┌─ Items

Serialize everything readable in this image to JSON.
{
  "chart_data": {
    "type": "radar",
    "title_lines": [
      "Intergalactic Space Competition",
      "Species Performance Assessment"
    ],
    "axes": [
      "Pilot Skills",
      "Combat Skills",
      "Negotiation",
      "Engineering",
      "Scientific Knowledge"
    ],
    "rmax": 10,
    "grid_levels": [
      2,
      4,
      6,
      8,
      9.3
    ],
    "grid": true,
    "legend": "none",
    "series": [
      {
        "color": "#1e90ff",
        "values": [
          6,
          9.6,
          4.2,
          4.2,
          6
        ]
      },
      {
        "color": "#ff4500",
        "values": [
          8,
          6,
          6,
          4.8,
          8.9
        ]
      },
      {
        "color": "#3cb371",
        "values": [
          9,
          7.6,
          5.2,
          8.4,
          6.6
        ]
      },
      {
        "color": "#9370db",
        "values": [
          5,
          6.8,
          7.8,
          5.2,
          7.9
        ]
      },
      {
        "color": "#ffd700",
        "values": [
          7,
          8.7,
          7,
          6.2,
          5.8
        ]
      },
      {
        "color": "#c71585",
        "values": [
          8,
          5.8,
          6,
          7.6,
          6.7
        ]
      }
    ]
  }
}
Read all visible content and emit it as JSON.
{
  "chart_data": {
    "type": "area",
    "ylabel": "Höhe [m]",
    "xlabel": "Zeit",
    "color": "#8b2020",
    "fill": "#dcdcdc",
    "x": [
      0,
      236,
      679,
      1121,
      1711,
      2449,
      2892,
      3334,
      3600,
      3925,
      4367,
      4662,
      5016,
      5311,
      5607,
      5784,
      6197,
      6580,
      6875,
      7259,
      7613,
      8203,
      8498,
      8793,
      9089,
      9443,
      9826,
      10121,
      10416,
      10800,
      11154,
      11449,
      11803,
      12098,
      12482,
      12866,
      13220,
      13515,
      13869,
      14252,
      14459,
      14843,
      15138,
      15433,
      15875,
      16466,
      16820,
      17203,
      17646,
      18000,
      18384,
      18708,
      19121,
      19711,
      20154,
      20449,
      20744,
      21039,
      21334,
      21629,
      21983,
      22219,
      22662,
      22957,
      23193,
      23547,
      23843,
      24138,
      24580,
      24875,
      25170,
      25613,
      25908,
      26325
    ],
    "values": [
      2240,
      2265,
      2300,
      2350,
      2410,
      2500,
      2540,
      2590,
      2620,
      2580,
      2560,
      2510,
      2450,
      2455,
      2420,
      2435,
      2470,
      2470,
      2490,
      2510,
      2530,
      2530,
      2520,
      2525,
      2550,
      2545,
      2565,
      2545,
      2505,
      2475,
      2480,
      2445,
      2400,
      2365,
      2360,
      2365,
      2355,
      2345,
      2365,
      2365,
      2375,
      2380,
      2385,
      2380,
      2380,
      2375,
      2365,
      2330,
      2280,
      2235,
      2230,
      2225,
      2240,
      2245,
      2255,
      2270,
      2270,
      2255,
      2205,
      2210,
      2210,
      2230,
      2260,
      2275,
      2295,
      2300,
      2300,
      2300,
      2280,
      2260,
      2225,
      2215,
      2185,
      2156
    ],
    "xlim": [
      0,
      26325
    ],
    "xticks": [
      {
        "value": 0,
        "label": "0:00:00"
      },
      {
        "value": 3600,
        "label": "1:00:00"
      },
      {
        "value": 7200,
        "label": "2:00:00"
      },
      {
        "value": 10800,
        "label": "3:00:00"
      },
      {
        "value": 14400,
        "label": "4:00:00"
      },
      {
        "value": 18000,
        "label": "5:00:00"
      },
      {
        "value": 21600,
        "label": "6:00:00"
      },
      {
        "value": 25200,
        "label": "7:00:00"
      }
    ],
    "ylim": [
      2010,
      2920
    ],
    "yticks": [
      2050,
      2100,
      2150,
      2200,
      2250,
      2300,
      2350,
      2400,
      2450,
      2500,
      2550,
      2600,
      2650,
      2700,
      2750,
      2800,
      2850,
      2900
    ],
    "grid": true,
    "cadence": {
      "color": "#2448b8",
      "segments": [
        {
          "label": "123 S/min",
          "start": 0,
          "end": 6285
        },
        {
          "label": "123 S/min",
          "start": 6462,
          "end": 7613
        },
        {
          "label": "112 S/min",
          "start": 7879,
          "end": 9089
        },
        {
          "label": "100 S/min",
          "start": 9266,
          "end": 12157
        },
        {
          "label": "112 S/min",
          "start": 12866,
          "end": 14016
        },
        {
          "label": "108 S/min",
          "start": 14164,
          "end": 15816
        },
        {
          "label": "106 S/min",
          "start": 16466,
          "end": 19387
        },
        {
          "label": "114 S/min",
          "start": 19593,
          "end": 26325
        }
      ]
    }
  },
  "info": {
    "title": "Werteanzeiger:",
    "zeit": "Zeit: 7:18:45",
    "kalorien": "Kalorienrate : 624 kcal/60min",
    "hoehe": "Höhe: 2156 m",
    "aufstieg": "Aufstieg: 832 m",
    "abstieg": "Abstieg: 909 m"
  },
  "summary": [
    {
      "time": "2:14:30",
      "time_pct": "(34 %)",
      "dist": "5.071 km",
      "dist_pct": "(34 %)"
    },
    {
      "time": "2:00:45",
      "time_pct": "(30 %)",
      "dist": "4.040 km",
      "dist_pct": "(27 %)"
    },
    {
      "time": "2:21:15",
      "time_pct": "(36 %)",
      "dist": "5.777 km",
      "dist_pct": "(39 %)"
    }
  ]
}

└─

Description of the task:
Collect each line containing the string "start".

Complete output:
          "start": 0,
          "start": 6462,
          "start": 7879,
          "start": 9266,
          "start": 12866,
          "start": 14164,
          "start": 16466,
          "start": 19593,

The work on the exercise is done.